**Exercise requirements**
#1 In the text about bioengineered skin, which cells are seeded into the 3D-printed model?
#2 Carry on the text about 3D bioengineered skin from its last sentence.
[Document text Boundary: Start]
A skin graft is a complicated procedure that carries a high risk of complications like chronic pain, abnormal pigmentation, and infections.
Bioengineered skin holds great promise for humans and burns victims, but it has so far only been produced in flat sheets
These flat skin sheets don’t work well for the complex body part with corners and edges like the hands. To overcome these challenges, a team of researchers from Columbia University has developed a more accommodating alternative in 3D form.
The process of growing engineered skin in complex, three-dimensional shapes begins with a 3D laser scan of the target structure, such as a human hand.
This scan is used to 3D print the hollow model of the exterior of the targeted body part. The model is then seeded with fibroblast cells, which generate the skin’s connective tissue, and essential collagen proteins to give the skin its structure.
[Document text Boundary: End]
[Data for analysis Boundary: Start]
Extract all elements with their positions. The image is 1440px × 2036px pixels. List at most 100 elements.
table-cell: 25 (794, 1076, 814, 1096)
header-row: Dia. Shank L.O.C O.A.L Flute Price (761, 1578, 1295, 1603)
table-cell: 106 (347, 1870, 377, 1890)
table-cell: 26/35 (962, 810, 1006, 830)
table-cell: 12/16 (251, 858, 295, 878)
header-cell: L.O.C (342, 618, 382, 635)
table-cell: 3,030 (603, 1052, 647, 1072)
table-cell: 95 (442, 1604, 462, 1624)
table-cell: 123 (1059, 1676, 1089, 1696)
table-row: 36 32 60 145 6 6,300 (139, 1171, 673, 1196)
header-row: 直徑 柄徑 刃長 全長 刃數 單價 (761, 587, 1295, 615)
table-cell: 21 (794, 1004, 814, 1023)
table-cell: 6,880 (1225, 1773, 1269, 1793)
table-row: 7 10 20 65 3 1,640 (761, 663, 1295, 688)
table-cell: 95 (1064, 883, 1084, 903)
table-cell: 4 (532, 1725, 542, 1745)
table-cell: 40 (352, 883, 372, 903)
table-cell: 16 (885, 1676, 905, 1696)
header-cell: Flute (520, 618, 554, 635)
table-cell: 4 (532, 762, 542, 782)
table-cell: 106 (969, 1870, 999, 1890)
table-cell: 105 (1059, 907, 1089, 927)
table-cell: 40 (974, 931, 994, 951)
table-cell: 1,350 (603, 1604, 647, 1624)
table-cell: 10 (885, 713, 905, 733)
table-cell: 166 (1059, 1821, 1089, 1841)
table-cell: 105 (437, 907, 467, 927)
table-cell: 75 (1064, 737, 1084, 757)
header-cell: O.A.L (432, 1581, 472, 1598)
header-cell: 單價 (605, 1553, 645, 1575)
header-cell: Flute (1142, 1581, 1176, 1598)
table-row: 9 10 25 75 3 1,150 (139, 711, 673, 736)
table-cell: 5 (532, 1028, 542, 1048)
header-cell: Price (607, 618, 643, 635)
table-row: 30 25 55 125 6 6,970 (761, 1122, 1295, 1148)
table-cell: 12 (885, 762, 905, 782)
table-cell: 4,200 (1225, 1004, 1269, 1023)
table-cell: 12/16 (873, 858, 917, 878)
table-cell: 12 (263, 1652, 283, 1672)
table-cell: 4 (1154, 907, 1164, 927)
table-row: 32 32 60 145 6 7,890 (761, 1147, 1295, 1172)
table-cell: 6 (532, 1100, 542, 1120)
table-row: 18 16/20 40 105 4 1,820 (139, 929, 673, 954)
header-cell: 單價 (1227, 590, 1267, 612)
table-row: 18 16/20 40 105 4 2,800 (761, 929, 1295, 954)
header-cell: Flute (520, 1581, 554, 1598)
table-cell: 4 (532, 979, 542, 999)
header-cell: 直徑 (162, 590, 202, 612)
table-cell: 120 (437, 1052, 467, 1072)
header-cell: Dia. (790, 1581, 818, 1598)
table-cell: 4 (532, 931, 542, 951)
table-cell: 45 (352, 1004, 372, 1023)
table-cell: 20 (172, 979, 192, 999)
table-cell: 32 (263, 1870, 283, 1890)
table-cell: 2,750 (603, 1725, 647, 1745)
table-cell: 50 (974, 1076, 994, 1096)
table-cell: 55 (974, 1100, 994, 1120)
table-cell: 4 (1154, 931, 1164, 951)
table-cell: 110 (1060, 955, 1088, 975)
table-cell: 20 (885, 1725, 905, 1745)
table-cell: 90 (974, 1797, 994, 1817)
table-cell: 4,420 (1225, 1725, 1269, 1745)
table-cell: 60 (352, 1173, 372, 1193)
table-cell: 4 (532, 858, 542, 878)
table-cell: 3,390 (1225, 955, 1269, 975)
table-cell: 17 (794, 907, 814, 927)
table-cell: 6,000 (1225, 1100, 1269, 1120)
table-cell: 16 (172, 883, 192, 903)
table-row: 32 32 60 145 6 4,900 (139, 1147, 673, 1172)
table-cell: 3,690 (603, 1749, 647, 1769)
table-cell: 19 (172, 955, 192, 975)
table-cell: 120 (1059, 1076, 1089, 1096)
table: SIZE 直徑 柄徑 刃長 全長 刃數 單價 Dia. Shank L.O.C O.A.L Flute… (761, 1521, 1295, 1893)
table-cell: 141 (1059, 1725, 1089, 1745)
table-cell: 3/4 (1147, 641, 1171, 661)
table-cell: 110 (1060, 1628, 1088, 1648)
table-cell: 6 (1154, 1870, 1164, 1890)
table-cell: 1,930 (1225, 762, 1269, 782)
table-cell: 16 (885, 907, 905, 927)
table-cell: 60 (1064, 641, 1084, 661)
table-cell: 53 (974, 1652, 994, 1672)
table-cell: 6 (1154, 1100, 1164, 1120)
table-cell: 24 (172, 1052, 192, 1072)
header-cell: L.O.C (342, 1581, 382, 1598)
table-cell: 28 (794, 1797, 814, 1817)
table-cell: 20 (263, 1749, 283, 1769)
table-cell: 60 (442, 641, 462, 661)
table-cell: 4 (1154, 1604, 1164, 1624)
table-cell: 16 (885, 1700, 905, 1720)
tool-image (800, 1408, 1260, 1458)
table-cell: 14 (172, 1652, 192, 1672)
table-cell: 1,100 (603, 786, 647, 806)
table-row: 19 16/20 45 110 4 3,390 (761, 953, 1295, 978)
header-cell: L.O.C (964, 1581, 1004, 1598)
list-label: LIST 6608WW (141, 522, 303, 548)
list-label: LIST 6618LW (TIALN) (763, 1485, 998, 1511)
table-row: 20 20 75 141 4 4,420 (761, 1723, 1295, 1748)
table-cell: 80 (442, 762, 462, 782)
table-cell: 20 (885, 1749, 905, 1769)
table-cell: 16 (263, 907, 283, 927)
[Data for analysis Boundary: End]
**Outputs by task**
#1 Fibroblast cells, which generate the skin's connective tissue.

#2
After 14 days, a suspension of keratinocytes (cells that make up most of the outer layer of skin) is added, and the cells are allowed to attach and grow. The inside of the model is perfused with growth media, which support and nourish the developing graft.
Once these cells grow into real skin, the bioengineered skin is removed from the model into 3D shapes that can be slipped over the body like a garment.
3D human skin cell grafts have been successfully applied to the hind legs of mice in laboratory tests. The skin grafts were fully integrated into the surrounding mouse skin within four weeks. However, more research is needed before human trials can take place.